:: PROMPT ::
Reproduce the data exactly.

:: MATERIAL FOR THIS EXERCISE ::
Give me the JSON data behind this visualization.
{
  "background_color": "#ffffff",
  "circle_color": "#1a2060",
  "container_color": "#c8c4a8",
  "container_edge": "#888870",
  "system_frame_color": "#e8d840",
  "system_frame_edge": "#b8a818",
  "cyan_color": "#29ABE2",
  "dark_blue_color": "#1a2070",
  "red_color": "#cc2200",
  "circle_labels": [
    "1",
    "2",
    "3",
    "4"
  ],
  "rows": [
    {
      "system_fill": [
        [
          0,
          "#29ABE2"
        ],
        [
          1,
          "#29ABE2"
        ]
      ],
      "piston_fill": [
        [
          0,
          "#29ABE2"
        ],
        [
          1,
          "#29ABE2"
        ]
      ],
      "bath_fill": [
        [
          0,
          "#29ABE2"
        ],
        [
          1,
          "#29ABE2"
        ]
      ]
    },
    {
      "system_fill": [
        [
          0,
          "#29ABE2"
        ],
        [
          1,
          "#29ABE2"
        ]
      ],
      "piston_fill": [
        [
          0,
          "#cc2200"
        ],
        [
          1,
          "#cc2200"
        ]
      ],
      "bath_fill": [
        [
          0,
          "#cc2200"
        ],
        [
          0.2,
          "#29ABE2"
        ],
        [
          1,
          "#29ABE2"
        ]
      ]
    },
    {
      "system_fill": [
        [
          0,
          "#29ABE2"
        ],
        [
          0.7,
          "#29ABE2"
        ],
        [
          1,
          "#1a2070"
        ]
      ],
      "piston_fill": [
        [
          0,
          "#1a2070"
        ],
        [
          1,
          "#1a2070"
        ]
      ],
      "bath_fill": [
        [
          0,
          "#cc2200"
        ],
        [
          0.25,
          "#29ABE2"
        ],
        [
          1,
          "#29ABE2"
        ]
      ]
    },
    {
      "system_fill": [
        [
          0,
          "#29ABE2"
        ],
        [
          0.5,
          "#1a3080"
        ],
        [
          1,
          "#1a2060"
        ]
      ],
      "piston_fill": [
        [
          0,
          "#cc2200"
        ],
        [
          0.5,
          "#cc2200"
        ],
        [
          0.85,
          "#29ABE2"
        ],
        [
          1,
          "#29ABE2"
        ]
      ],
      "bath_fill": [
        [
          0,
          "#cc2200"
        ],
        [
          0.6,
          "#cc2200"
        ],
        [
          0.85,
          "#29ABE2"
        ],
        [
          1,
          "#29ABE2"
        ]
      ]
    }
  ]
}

:: THE RESULT ::
Give me the JSON data behind this visualization.
{
  "background_color": "#ffffff",
  "circle_color": "#1a2060",
  "container_color": "#c8c4a8",
  "container_edge": "#888870",
  "system_frame_color": "#e8d840",
  "system_frame_edge": "#b8a818",
  "cyan_color": "#29ABE2",
  "dark_blue_color": "#1a2070",
  "red_color": "#cc2200",
  "circle_labels": [
    "1",
    "2",
    "3",
    "4"
  ],
  "rows": [
    {
      "system_fill": [
        [
          0,
          "#29ABE2"
        ],
        [
          1,
          "#29ABE2"
        ]
      ],
      "piston_fill": [
        [
          0,
          "#29ABE2"
        ],
        [
          1,
          "#29ABE2"
        ]
      ],
      "bath_fill": [
        [
          0,
          "#29ABE2"
        ],
        [
          1,
          "#29ABE2"
        ]
      ]
    },
    {
      "system_fill": [
        [
          0,
          "#29ABE2"
        ],
        [
          1,
          "#29ABE2"
        ]
      ],
      "piston_fill": [
        [
          0,
          "#cc2200"
        ],
        [
          1,
          "#cc2200"
        ]
      ],
      "bath_fill": [
        [
          0,
          "#cc2200"
        ],
        [
          0.2,
          "#29ABE2"
        ],
        [
          1,
          "#29ABE2"
        ]
      ]
    },
    {
      "system_fill": [
        [
          0,
          "#29ABE2"
        ],
        [
          0.7,
          "#29ABE2"
        ],
        [
          1,
          "#1a2070"
        ]
      ],
      "piston_fill": [
        [
          0,
          "#1a2070"
        ],
        [
          1,
          "#1a2070"
        ]
      ],
      "bath_fill": [
        [
          0,
          "#cc2200"
        ],
        [
          0.25,
          "#29ABE2"
        ],
        [
          1,
          "#29ABE2"
        ]
      ]
    },
    {
      "system_fill": [
        [
          0,
          "#29ABE2"
        ],
        [
          0.5,
          "#1a3080"
        ],
        [
          1,
          "#1a2060"
        ]
      ],
      "piston_fill": [
        [
          0,
          "#cc2200"
        ],
        [
          0.5,
          "#cc2200"
        ],
        [
          0.85,
          "#29ABE2"
        ],
        [
          1,
          "#29ABE2"
        ]
      ],
      "bath_fill": [
        [
          0,
          "#cc2200"
        ],
        [
          0.6,
          "#cc2200"
        ],
        [
          0.85,
          "#29ABE2"
        ],
        [
          1,
          "#29ABE2"
        ]
      ]
    }
  ]
}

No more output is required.